• REQUIRED TASK
Transcribe the entries that follow, word for word.

• SOURCE MATERIAL

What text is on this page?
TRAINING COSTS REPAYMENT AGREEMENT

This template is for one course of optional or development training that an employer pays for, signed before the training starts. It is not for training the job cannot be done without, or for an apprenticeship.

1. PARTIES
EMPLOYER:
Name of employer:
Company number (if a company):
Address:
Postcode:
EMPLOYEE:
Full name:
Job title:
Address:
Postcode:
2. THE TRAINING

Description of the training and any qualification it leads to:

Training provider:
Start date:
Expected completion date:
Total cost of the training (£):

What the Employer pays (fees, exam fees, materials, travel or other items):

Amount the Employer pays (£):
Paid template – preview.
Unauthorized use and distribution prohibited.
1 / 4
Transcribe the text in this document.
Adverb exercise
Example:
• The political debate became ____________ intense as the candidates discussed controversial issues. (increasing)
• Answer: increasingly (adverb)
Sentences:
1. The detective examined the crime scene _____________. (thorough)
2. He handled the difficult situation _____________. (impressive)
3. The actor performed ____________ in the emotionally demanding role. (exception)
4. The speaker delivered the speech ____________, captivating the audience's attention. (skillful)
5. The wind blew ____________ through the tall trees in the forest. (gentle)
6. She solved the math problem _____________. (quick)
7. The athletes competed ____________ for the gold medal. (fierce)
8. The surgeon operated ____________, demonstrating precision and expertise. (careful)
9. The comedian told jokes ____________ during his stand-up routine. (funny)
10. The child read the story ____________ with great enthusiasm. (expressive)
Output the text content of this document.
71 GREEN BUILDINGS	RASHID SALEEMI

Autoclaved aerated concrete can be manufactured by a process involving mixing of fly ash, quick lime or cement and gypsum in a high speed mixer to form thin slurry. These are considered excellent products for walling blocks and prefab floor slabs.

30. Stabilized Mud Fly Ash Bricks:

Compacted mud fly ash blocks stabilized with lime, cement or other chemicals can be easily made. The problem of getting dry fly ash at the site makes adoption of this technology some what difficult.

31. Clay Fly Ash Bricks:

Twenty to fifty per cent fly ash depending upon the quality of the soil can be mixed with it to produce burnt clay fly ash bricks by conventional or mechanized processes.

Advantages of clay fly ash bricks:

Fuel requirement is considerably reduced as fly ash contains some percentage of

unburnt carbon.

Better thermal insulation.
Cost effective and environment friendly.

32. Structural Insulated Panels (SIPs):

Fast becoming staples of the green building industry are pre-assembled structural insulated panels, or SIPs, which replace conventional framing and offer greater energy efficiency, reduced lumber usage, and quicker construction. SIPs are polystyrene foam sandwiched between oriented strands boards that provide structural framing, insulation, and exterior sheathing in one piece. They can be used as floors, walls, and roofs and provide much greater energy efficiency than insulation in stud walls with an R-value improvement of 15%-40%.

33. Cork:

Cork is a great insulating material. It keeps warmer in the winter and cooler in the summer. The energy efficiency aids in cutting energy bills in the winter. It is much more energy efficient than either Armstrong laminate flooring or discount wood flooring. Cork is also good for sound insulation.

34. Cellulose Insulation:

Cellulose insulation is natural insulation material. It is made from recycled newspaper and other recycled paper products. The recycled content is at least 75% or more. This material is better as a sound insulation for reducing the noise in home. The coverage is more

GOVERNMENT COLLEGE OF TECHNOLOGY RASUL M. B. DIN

• CORRECT OUTPUT
What text is on this page?
TRAINING COSTS REPAYMENT AGREEMENT

This template is for one course of optional or development training that an employer pays for, signed before the training starts. It is not for training the job cannot be done without, or for an apprenticeship.

1. PARTIES
EMPLOYER:
Name of employer:
Company number (if a company):
Address:
Postcode:
EMPLOYEE:
Full name:
Job title:
Address:
Postcode:
2. THE TRAINING

Description of the training and any qualification it leads to:

Training provider:
Start date:
Expected completion date:
Total cost of the training (£):

What the Employer pays (fees, exam fees, materials, travel or other items):

Amount the Employer pays (£):
Paid template – preview.
Unauthorized use and distribution prohibited.
1 / 4
Transcribe the text in this document.
Adverb exercise
Example:
• The political debate became ____________ intense as the candidates discussed controversial issues. (increasing)
• Answer: increasingly (adverb)
Sentences:
1. The detective examined the crime scene _____________. (thorough)
2. He handled the difficult situation _____________. (impressive)
3. The actor performed ____________ in the emotionally demanding role. (exception)
4. The speaker delivered the speech ____________, captivating the audience's attention. (skillful)
5. The wind blew ____________ through the tall trees in the forest. (gentle)
6. She solved the math problem _____________. (quick)
7. The athletes competed ____________ for the gold medal. (fierce)
8. The surgeon operated ____________, demonstrating precision and expertise. (careful)
9. The comedian told jokes ____________ during his stand-up routine. (funny)
10. The child read the story ____________ with great enthusiasm. (expressive)
Output the text content of this document.
71 GREEN BUILDINGS	RASHID SALEEMI

Autoclaved aerated concrete can be manufactured by a process involving mixing of fly ash, quick lime or cement and gypsum in a high speed mixer to form thin slurry. These are considered excellent products for walling blocks and prefab floor slabs.

30. Stabilized Mud Fly Ash Bricks:

Compacted mud fly ash blocks stabilized with lime, cement or other chemicals can be easily made. The problem of getting dry fly ash at the site makes adoption of this technology some what difficult.

31. Clay Fly Ash Bricks:

Twenty to fifty per cent fly ash depending upon the quality of the soil can be mixed with it to produce burnt clay fly ash bricks by conventional or mechanized processes.

Advantages of clay fly ash bricks:

Fuel requirement is considerably reduced as fly ash contains some percentage of

unburnt carbon.

Better thermal insulation.
Cost effective and environment friendly.

32. Structural Insulated Panels (SIPs):

Fast becoming staples of the green building industry are pre-assembled structural insulated panels, or SIPs, which replace conventional framing and offer greater energy efficiency, reduced lumber usage, and quicker construction. SIPs are polystyrene foam sandwiched between oriented strands boards that provide structural framing, insulation, and exterior sheathing in one piece. They can be used as floors, walls, and roofs and provide much greater energy efficiency than insulation in stud walls with an R-value improvement of 15%-40%.

33. Cork:

Cork is a great insulating material. It keeps warmer in the winter and cooler in the summer. The energy efficiency aids in cutting energy bills in the winter. It is much more energy efficient than either Armstrong laminate flooring or discount wood flooring. Cork is also good for sound insulation.

34. Cellulose Insulation:

Cellulose insulation is natural insulation material. It is made from recycled newspaper and other recycled paper products. The recycled content is at least 75% or more. This material is better as a sound insulation for reducing the noise in home. The coverage is more

GOVERNMENT COLLEGE OF TECHNOLOGY RASUL M. B. DIN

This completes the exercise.